Top of Document passage

Developing multifunctional nanoparticles that can co-deliver multiple antigens and adjuvants in a controlled manner increases the complexity of the formulation. These delivery systems often require multistep processes, sophisticated techniques (e.g., emulsion–evaporation or microfluidic methods), and strict environmental controls, all of which add to the cost and difficulty of large-scale production [51]. For example, the development of mesoporous silica nanoparticles as vaccine carriers involves optimizing synthesis, adsorption, and release kinetics to achieve effective antigen delivery and immune response [42]. Nanoparticle-based formulations are often sensitive to environmental conditions such as temperature and humidity. This sensitivity can lead to issues related to the long-term stability of the vaccine, complicating storage and distribution, particularly in resource-limited settings [34,148]. Formulating nanoparticles to enhance their stability under a wide range of conditions or developing appropriate stabilization techniques (e.g., lyophilization) is necessary to ensure that the vaccines remain effective throughout their shelf life.

Bottom of Document passage

*Task prompt*
Quote the entire passage on the challenges of formulating nanoparticle vaccines, word for word.

Top of Available data

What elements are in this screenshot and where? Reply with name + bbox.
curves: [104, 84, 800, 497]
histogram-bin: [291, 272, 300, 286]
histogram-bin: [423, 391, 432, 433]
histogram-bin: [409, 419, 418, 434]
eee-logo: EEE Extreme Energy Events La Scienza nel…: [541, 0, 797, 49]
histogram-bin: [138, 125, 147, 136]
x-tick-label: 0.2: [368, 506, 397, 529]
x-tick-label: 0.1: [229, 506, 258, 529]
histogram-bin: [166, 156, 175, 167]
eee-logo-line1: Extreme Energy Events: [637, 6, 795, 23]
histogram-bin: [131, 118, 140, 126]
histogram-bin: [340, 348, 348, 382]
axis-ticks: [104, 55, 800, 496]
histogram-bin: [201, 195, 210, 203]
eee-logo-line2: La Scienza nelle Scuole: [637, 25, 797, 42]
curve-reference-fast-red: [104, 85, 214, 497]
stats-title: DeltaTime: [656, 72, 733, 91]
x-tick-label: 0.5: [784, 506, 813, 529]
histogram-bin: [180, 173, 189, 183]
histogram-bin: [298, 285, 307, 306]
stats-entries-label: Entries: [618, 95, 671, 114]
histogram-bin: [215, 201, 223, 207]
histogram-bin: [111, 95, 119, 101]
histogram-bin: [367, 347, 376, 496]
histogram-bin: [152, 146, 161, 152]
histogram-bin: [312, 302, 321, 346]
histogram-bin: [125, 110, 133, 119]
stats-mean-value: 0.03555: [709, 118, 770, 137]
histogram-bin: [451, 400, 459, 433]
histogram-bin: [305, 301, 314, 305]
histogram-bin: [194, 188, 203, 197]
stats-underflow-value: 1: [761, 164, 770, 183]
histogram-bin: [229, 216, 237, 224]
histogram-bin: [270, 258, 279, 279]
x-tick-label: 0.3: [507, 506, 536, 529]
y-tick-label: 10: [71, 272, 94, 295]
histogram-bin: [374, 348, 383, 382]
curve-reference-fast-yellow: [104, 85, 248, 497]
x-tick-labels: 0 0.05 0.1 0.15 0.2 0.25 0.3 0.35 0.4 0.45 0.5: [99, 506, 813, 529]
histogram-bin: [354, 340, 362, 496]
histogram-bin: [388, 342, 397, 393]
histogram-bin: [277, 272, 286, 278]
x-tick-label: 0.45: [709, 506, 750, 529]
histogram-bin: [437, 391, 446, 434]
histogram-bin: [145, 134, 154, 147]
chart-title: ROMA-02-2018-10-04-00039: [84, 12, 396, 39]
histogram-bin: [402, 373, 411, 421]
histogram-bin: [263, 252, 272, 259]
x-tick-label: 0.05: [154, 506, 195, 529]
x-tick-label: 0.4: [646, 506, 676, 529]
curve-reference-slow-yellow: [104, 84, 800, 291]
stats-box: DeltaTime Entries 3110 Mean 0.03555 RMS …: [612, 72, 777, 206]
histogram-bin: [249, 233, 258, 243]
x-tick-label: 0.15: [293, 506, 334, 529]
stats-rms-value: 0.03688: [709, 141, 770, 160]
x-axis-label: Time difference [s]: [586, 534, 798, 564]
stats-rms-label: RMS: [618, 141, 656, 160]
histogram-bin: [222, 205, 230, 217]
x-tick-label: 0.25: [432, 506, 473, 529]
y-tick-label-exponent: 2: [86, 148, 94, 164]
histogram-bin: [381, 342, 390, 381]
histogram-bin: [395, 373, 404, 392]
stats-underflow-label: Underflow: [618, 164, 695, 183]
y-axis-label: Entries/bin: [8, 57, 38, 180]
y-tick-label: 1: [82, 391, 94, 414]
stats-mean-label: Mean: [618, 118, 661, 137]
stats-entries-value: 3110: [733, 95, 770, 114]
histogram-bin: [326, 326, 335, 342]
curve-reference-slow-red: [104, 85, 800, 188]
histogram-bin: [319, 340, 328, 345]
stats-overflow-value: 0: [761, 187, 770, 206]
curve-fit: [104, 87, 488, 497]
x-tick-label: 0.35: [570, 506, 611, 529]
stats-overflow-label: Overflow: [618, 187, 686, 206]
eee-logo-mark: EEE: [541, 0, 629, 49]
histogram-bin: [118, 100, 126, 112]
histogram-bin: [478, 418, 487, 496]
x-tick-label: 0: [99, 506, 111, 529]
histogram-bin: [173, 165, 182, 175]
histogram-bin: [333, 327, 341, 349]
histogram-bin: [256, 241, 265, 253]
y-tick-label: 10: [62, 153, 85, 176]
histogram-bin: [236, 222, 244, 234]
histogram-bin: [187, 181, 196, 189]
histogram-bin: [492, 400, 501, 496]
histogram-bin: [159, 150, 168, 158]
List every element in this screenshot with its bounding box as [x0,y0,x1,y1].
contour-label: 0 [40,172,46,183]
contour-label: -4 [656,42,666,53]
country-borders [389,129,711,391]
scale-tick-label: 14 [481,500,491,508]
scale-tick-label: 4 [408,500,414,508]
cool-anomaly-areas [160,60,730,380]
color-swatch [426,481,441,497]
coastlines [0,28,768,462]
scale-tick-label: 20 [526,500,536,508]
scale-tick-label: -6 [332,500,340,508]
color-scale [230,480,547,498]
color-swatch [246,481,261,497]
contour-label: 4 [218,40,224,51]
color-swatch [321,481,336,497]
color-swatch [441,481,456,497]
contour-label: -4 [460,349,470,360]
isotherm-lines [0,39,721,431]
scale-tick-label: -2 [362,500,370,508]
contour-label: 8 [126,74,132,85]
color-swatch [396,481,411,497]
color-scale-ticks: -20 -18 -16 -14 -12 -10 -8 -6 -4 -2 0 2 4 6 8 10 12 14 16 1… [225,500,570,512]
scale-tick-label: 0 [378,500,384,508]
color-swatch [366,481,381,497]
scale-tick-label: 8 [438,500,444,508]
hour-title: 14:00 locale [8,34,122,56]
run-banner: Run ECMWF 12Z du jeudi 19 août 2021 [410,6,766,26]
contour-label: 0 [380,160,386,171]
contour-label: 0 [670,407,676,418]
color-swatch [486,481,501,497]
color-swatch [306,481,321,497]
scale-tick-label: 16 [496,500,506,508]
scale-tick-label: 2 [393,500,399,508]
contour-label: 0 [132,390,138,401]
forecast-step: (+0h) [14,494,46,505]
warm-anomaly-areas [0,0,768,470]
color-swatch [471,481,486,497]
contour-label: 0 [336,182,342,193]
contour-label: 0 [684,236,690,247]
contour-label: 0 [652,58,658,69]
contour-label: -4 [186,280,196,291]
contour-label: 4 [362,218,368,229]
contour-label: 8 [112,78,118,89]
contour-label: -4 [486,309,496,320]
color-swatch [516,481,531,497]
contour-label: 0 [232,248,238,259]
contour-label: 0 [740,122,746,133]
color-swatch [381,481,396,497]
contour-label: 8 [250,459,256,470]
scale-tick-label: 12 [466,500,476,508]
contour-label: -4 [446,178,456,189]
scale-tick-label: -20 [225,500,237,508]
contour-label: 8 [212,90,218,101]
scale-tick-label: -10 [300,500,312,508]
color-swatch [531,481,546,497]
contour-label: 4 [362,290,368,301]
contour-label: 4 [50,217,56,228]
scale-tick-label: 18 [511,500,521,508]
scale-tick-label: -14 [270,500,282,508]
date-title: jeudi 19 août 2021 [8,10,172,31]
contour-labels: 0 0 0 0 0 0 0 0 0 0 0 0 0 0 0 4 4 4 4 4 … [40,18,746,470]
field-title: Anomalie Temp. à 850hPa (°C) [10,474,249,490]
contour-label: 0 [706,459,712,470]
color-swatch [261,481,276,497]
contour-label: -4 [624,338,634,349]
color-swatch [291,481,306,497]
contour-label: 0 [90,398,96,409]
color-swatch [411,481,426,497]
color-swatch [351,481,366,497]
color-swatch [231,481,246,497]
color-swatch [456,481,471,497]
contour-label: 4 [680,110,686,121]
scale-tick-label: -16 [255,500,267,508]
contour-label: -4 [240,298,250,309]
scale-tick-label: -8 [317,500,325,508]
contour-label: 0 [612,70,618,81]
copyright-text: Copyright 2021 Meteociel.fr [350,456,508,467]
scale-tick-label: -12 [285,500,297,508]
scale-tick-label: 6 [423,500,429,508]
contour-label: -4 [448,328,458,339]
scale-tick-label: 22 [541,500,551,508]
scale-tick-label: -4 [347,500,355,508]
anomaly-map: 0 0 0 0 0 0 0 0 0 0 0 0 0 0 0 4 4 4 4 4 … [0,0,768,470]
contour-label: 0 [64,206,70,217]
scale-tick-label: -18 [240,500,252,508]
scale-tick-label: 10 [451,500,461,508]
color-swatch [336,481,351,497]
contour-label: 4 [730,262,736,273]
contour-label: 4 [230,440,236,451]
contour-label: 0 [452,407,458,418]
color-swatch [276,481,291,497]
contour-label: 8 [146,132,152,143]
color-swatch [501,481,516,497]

Bottom of Available data

*Result of the exercise*
Developing multifunctional nanoparticles that can co-deliver multiple antigens and adjuvants in a controlled manner increases the complexity of the formulation. These delivery systems often require multistep processes, sophisticated techniques (e.g., emulsion–evaporation or microfluidic methods), and strict environmental controls, all of which add to the cost and difficulty of large-scale production [51]. For example, the development of mesoporous silica nanoparticles as vaccine carriers involves optimizing synthesis, adsorption, and release kinetics to achieve effective antigen delivery and immune response [42]. Nanoparticle-based formulations are often sensitive to environmental conditions such as temperature and humidity. This sensitivity can lead to issues related to the long-term stability of the vaccine, complicating storage and distribution, particularly in resource-limited settings [34,148]. Formulating nanoparticles to enhance their stability under a wide range of conditions or developing appropriate stabilization techniques (e.g., lyophilization) is necessary to ensure that the vaccines remain effective throughout their shelf life.